MATERIAL FOR THE TASK ::
▽
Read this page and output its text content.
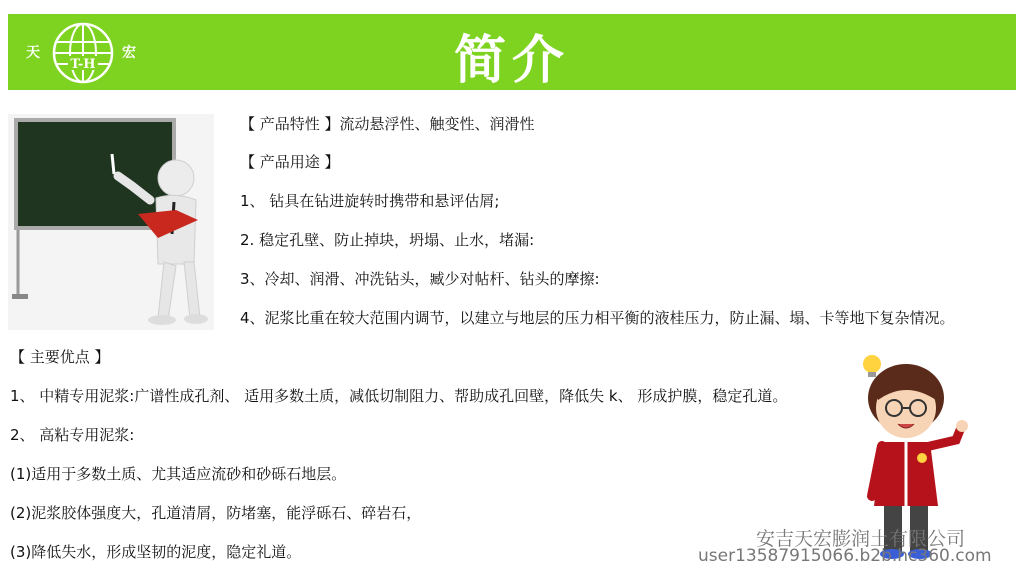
天
T-H
宏	简介
【 产品特性 】流动悬浮性、触变性、润滑性
【 产品用途 】
1、 钻具在钻进旋转时携带和悬评估屑;
2. 稳定孔壁、防止掉块，坍塌、止水，堵漏:
3、冷却、润滑、冲洗钻头，臧少对帖杆、钻头的摩擦:
4、泥浆比重在较大范围内调节，以建立与地层的压力相平衡的液桂压力，防止漏、塌、卡等地下复杂情况。
【 主要优点 】
1、 中精专用泥浆:广谱性成孔剂、 适用多数土质，减低切制阻力、帮助成孔回壁，降低失 k、 形成护膜，稳定孔道。
2、 高粘专用泥浆:
(1)适用于多数土质、尤其适应流砂和砂砾石地层。
(2)泥浆胶体强度大，孔道清屑，防堵塞，能浮砾石、碎岩石，
(3)降低失水，形成坚韧的泥度，隐定礼道。
安吉天宏膨润土有限公司
user13587915066.b2b.hc360.com
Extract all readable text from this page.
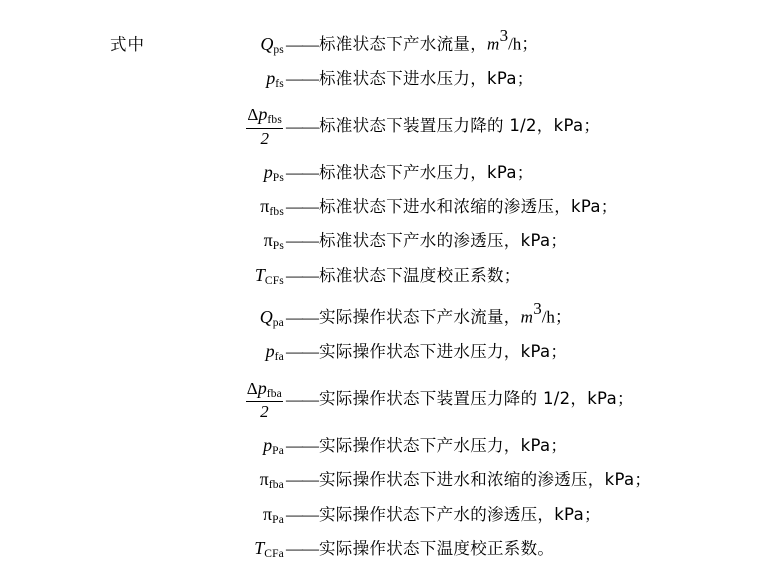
式中	$Q_{ps}$ —— 标准状态下产水流量，m3/h；
$p_{fs}$ —— 标准状态下进水压力，kPa；
$\frac{\Delta p_{fbs}}{2}$ —— 标准状态下装置压力降的 1/2，kPa；
$p_{Ps}$ —— 标准状态下产水压力，kPa；
$\pi_{fbs}$ —— 标准状态下进水和浓缩的渗透压，kPa；
$\pi_{Ps}$ —— 标准状态下产水的渗透压，kPa；
$T_{CFs}$ —— 标准状态下温度校正系数；
$Q_{pa}$ —— 实际操作状态下产水流量，m3/h；
$p_{fa}$ —— 实际操作状态下进水压力，kPa；
$\frac{\Delta p_{fba}}{2}$ —— 实际操作状态下装置压力降的 1/2，kPa；
$p_{Pa}$ —— 实际操作状态下产水压力，kPa；
$\pi_{fba}$ —— 实际操作状态下进水和浓缩的渗透压，kPa；
$\pi_{Pa}$ —— 实际操作状态下产水的渗透压，kPa；
$T_{CFa}$ —— 实际操作状态下温度校正系数。
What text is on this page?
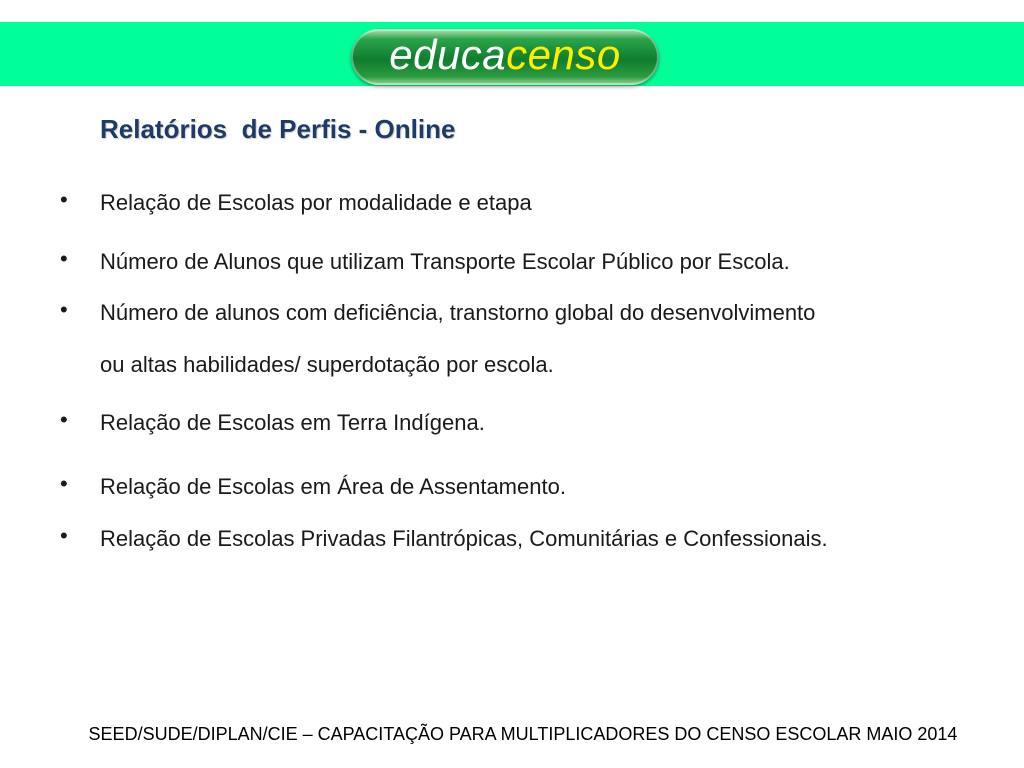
educacenso
Relatórios  de Perfis - Online
• Relação de Escolas por modalidade e etapa
• Número de Alunos que utilizam Transporte Escolar Público por Escola.
• Número de alunos com deficiência, transtorno global do desenvolvimento
ou altas habilidades/ superdotação por escola.
• Relação de Escolas em Terra Indígena.
• Relação de Escolas em Área de Assentamento.
• Relação de Escolas Privadas Filantrópicas, Comunitárias e Confessionais.
SEED/SUDE/DIPLAN/CIE – CAPACITAÇÃO PARA MULTIPLICADORES DO CENSO ESCOLAR MAIO 2014
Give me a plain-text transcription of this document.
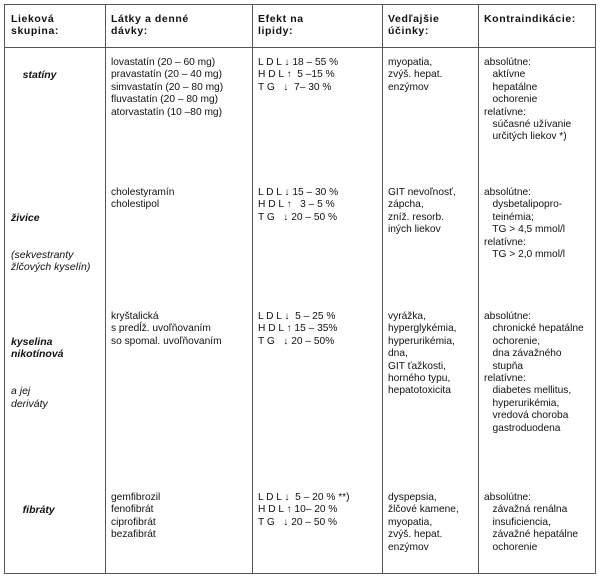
Lieková
skupina:
Látky a denné
dávky:
Efekt na
lipidy:
Vedľajšie
účinky:
Kontraindikácie:

statíny

lovastatín (20 – 60 mg)
pravastatín (20 – 40 mg)
simvastatín (20 – 80 mg)
fluvastatín (20 – 80 mg)
atorvastatín (10 –80 mg)
L D L ↓ 18 – 55 %
H D L ↑  5 –15 %
T G   ↓  7– 30 %
myopatia,
zvýš. hepat.
enzýmov
absolútne:
aktívne
hepatálne
ochorenie
relatívne:
súčasné užívanie
určitých liekov *)

živice

(sekvestranty
žlčových kyselín)

cholestyramín
cholestipol
L D L ↓ 15 – 30 %
H D L ↑   3 – 5 %
T G   ↓ 20 – 50 %
GIT nevoľnosť,
zápcha,
zníž. resorb.
iných liekov
absolútne:
dysbetalipopro-
teinémia;
TG > 4,5 mmol/l
relatívne:
TG > 2,0 mmol/l

kyselina
nikotínová

a jej
deriváty

kryštalická
s predĺž. uvoľňovaním
so spomal. uvoľňovaním
L D L ↓  5 – 25 %
H D L ↑ 15 – 35%
T G   ↓ 20 – 50%
vyrážka,
hyperglykémia,
hyperurikémia,
dna,
GIT ťažkosti,
horného typu,
hepatotoxicita
absolútne:
chronické hepatálne
ochorenie,
dna závažného
stupňa
relatívne:
diabetes mellitus,
hyperurikémia,
vredová choroba
gastroduodena

fibráty

gemfibrozil
fenofibrát
ciprofibrát
bezafibrát
L D L ↓  5 – 20 % **)
H D L ↑ 10– 20 %
T G   ↓ 20 – 50 %
dyspepsia,
žlčové kamene,
myopatia,
zvýš. hepat.
enzýmov
absolútne:
závažná renálna
insuficiencia,
závažné hepatálne
ochorenie
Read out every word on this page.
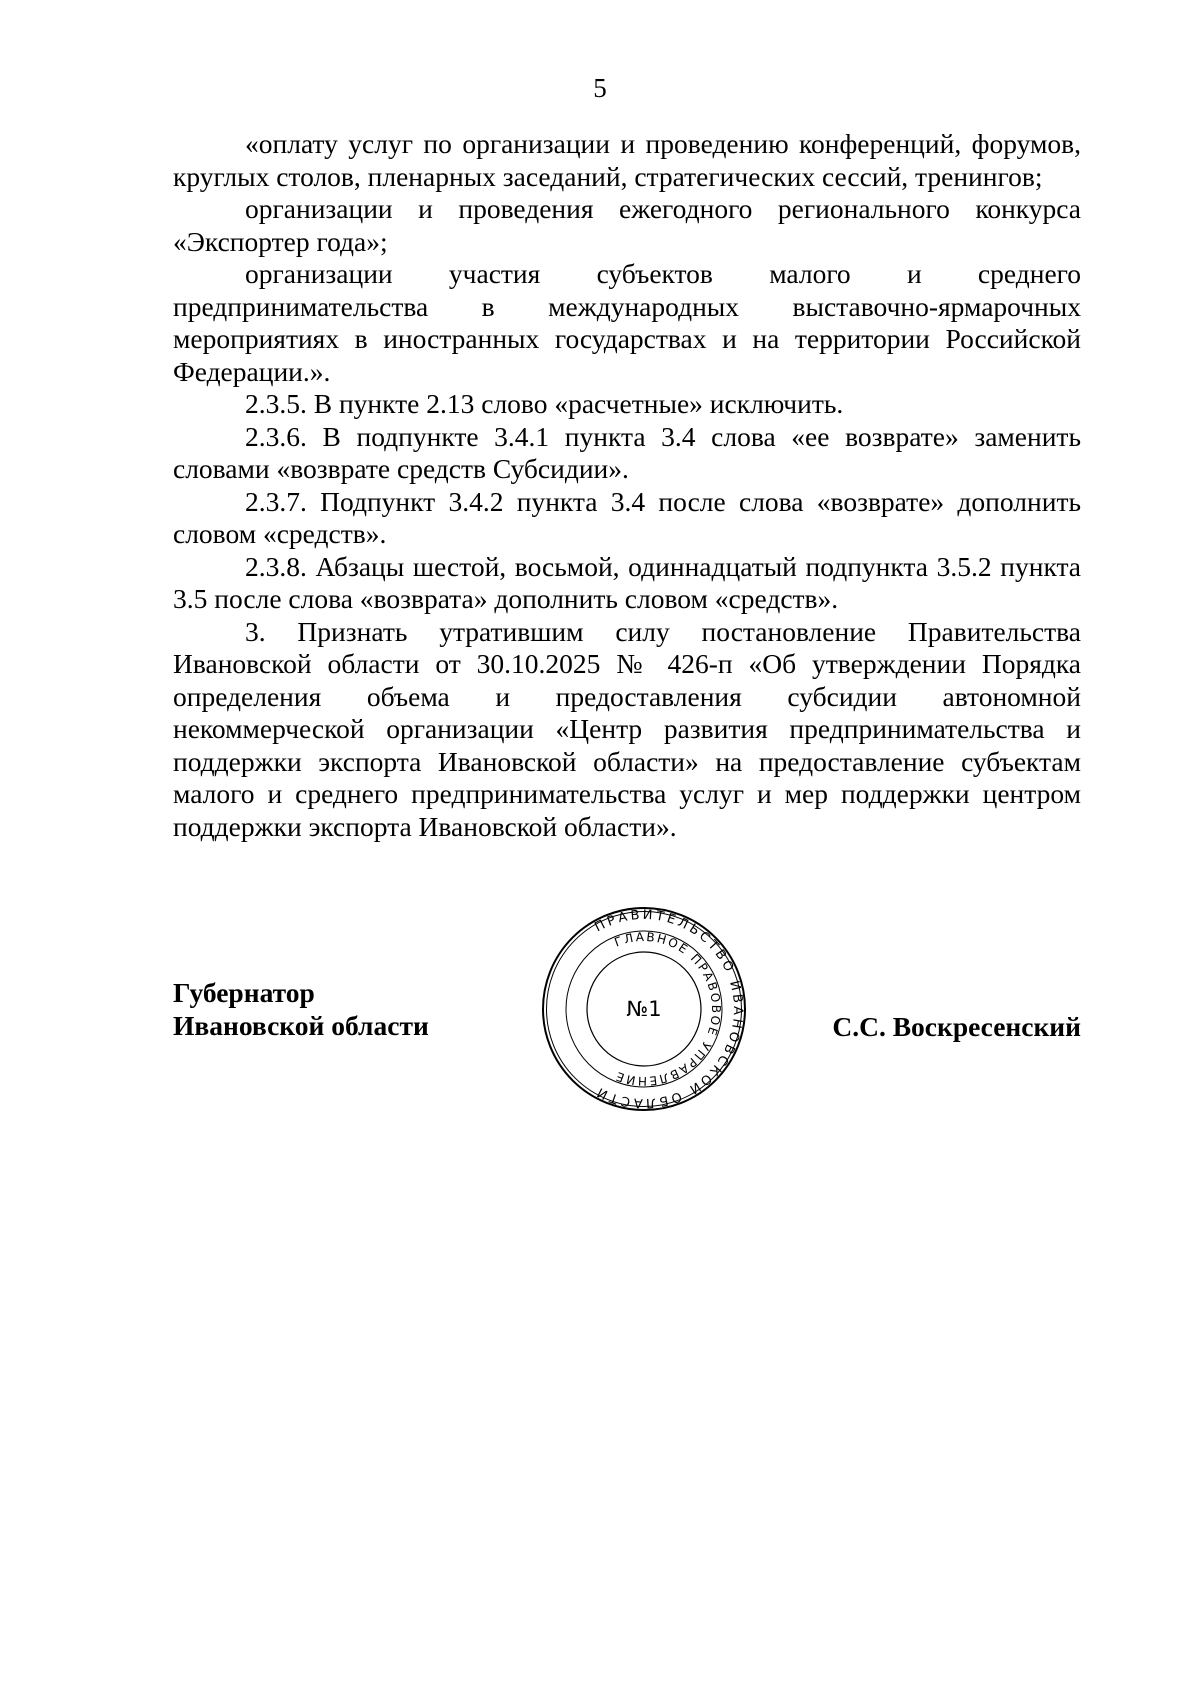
5

«оплату услуг по организации и проведению конференций, форумов, круглых столов, пленарных заседаний, стратегических сессий, тренингов;

организации и проведения ежегодного регионального конкурса «Экспортер года»;

организации участия субъектов малого и среднего предпринимательства в международных выставочно-ярмарочных мероприятиях в иностранных государствах и на территории Российской Федерации.».

2.3.5. В пункте 2.13 слово «расчетные» исключить.

2.3.6. В подпункте 3.4.1 пункта 3.4 слова «ее возврате» заменить словами «возврате средств Субсидии».

2.3.7. Подпункт 3.4.2 пункта 3.4 после слова «возврате» дополнить словом «средств».

2.3.8. Абзацы шестой, восьмой, одиннадцатый подпункта 3.5.2 пункта 3.5 после слова «возврата» дополнить словом «средств».

3. Признать утратившим силу постановление Правительства Ивановской области от 30.10.2025 № 426-п «Об утверждении Порядка определения объема и предоставления субсидии автономной некоммерческой организации «Центр развития предпринимательства и поддержки экспорта Ивановской области» на предоставление субъектам малого и среднего предпринимательства услуг и мер поддержки центром поддержки экспорта Ивановской области».

Губернатор
Ивановской области
ПРАВИТЕЛЬСТВО ИВАНОВСКОЙ ОБЛАСТИ
ГЛАВНОЕ ПРАВОВОЕ УПРАВЛЕНИЕ
№1
С.С. Воскресенский
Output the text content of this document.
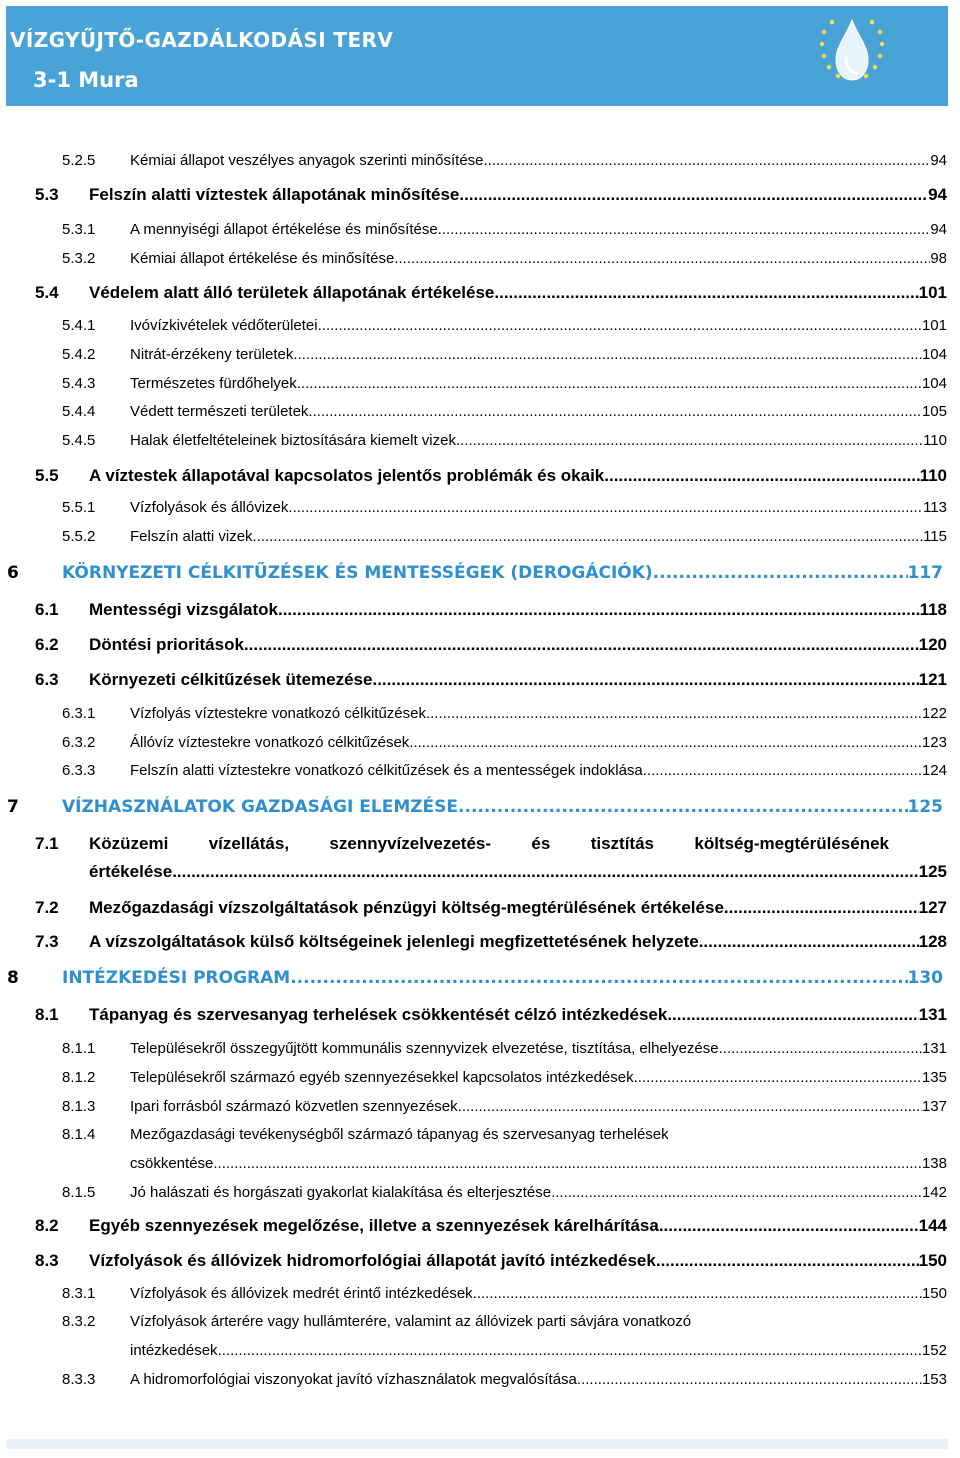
VÍZGYŰJTŐ-GAZDÁLKODÁSI TERV
3-1 Mura
5.2.5 Kémiai állapot veszélyes anyagok szerinti minősítése .....	94
5.3 Felszín alatti víztestek állapotának minősítése .....	94
5.3.1 A mennyiségi állapot értékelése és minősítése .....	94
5.3.2 Kémiai állapot értékelése és minősítése .....	98
5.4 Védelem alatt álló területek állapotának értékelése .....	101
5.4.1 Ivóvízkivételek védőterületei .....	101
5.4.2 Nitrát-érzékeny területek .....	104
5.4.3 Természetes fürdőhelyek .....	104
5.4.4 Védett természeti területek .....	105
5.4.5 Halak életfeltételeinek biztosítására kiemelt vizek .....	110
5.5 A víztestek állapotával kapcsolatos jelentős problémák és okaik .....	110
5.5.1 Vízfolyások és állóvizek .....	113
5.5.2 Felszín alatti vizek .....	115
6	KÖRNYEZETI CÉLKITŰZÉSEK ÉS MENTESSÉGEK (DEROGÁCIÓK) .....	117
6.1 Mentességi vizsgálatok .....	118
6.2 Döntési prioritások .....	120
6.3 Környezeti célkitűzések ütemezése .....	121
6.3.1 Vízfolyás víztestekre vonatkozó célkitűzések .....	122
6.3.2 Állóvíz víztestekre vonatkozó célkitűzések .....	123
6.3.3 Felszín alatti víztestekre vonatkozó célkitűzések és a mentességek indoklása .....	124
7	VÍZHASZNÁLATOK GAZDASÁGI ELEMZÉSE .....	125
7.1 Közüzemi vízellátás, szennyvízelvezetés- és tisztítás költség-megtérülésének
értékelése .....	125
7.2 Mezőgazdasági vízszolgáltatások pénzügyi költség-megtérülésének értékelése .....	127
7.3 A vízszolgáltatások külső költségeinek jelenlegi megfizettetésének helyzete .....	128
8	INTÉZKEDÉSI PROGRAM .....	130
8.1 Tápanyag és szervesanyag terhelések csökkentését célzó intézkedések .....	131
8.1.1 Településekről összegyűjtött kommunális szennyvizek elvezetése, tisztítása, elhelyezése .....	131
8.1.2 Településekről származó egyéb szennyezésekkel kapcsolatos intézkedések .....	135
8.1.3 Ipari forrásból származó közvetlen szennyezések .....	137
8.1.4 Mezőgazdasági tevékenységből származó tápanyag és szervesanyag terhelések
csökkentése .....	138
8.1.5 Jó halászati és horgászati gyakorlat kialakítása és elterjesztése .....	142
8.2 Egyéb szennyezések megelőzése, illetve a szennyezések kárelhárítása .....	144
8.3 Vízfolyások és állóvizek hidromorfológiai állapotát javító intézkedések .....	150
8.3.1 Vízfolyások és állóvizek medrét érintő intézkedések .....	150
8.3.2 Vízfolyások árterére vagy hullámterére, valamint az állóvizek parti sávjára vonatkozó
intézkedések .....	152
8.3.3 A hidromorfológiai viszonyokat javító vízhasználatok megvalósítása .....	153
△
WHAT IS REQUIRED ::
Select the lines from the entries that include the word "területek".

EXERCISE OUTPUT ::
5.4 Védelem alatt álló területek állapotának értékelése .....	101
5.4.2 Nitrát-érzékeny területek .....	104
5.4.4 Védett természeti területek .....	105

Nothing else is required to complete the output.